→ Aim: Work out how many lines of the listing hold the string "Admin". Answer with that number alone.

→ Rows:
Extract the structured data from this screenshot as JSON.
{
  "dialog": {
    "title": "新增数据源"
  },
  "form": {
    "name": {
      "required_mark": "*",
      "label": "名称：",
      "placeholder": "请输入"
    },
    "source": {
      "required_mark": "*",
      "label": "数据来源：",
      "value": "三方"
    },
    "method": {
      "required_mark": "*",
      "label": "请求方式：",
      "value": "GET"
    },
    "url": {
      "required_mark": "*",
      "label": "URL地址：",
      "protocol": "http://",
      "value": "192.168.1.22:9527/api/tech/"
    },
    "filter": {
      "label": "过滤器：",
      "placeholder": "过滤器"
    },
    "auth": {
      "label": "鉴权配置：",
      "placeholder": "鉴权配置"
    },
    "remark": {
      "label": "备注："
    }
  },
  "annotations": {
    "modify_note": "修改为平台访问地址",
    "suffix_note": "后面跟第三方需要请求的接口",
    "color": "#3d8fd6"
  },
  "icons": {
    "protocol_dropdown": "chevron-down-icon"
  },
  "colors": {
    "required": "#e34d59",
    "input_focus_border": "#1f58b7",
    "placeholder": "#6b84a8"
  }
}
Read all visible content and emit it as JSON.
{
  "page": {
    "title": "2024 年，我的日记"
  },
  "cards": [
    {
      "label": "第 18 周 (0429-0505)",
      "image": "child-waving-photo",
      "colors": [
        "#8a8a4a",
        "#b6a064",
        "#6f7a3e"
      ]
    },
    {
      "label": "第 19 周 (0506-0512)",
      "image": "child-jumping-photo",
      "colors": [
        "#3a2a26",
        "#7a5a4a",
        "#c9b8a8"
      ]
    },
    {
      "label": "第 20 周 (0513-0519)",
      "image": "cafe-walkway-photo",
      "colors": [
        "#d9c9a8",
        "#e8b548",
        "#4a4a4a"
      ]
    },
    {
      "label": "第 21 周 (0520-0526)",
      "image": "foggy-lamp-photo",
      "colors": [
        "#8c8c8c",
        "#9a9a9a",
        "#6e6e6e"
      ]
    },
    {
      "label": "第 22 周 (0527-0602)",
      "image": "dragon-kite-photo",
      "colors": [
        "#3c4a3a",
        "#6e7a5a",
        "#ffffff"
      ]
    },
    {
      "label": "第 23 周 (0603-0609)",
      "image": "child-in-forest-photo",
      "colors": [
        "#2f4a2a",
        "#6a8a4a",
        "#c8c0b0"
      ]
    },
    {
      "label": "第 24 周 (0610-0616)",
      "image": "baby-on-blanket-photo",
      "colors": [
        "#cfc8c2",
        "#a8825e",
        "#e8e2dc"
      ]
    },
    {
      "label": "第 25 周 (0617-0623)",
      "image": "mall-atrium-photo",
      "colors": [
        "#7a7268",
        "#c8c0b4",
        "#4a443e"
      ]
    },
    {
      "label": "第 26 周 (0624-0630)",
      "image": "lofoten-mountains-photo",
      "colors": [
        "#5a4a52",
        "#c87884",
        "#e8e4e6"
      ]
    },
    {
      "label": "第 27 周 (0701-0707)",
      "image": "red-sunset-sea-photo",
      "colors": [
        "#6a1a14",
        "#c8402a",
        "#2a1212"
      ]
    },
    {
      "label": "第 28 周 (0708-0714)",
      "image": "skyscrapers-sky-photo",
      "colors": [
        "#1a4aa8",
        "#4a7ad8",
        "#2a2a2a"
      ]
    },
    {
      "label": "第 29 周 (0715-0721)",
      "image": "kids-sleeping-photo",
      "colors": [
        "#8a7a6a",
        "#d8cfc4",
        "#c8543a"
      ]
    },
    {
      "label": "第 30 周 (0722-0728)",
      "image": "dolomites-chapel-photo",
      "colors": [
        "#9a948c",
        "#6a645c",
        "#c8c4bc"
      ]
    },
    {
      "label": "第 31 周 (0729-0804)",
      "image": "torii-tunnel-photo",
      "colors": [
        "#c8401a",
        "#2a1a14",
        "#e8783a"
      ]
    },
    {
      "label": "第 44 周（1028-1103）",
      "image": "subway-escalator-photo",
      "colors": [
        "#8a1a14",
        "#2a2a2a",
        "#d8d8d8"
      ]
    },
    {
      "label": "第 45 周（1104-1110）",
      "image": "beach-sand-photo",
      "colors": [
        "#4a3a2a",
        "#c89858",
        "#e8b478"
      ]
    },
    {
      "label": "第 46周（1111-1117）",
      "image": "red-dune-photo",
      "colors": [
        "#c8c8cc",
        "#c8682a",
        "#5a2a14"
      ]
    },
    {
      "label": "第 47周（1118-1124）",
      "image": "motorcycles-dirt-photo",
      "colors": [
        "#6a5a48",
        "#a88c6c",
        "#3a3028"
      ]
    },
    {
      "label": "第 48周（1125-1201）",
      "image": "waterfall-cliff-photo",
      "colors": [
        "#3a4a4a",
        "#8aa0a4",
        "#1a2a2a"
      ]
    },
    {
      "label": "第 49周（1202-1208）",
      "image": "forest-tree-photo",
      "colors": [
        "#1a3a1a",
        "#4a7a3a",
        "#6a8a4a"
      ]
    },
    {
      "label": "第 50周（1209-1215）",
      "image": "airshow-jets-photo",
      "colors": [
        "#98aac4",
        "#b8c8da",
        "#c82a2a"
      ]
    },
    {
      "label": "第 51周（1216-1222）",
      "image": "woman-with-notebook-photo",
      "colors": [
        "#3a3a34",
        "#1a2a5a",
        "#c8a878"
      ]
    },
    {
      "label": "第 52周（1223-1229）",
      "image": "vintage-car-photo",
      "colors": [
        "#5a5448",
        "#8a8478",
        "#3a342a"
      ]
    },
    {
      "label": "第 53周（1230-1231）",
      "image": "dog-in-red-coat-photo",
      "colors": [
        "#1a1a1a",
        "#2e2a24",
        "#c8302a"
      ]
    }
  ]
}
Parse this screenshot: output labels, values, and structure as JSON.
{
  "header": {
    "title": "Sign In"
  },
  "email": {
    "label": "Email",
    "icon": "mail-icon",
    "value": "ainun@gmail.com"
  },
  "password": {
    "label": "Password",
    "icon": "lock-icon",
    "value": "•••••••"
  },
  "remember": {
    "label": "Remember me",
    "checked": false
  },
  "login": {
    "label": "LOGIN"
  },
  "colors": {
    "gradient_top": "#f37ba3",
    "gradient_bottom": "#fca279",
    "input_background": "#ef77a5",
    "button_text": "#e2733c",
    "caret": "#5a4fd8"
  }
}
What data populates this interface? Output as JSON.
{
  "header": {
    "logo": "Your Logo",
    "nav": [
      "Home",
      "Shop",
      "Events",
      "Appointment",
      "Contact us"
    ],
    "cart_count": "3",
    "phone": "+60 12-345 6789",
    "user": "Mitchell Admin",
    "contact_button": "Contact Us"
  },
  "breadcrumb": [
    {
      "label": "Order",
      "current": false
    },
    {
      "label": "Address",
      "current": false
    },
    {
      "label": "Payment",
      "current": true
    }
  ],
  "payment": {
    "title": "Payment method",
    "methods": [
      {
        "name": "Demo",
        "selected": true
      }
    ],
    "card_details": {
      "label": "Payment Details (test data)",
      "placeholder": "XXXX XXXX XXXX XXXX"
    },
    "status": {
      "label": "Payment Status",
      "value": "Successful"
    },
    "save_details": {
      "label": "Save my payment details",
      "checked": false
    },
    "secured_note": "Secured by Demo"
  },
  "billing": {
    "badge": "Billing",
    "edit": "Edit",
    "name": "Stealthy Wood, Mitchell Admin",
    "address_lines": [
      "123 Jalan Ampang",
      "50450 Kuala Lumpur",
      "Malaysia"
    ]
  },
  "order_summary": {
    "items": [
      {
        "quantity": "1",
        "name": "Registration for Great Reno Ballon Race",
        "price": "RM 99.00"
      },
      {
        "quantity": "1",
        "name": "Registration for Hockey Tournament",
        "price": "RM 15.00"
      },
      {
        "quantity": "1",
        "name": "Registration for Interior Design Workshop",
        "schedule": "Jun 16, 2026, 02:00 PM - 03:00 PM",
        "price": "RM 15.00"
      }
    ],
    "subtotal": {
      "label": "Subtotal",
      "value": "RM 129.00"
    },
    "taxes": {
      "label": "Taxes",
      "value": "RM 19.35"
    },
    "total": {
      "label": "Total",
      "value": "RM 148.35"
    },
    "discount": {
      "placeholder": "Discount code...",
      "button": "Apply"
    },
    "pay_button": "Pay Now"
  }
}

→ Response: 2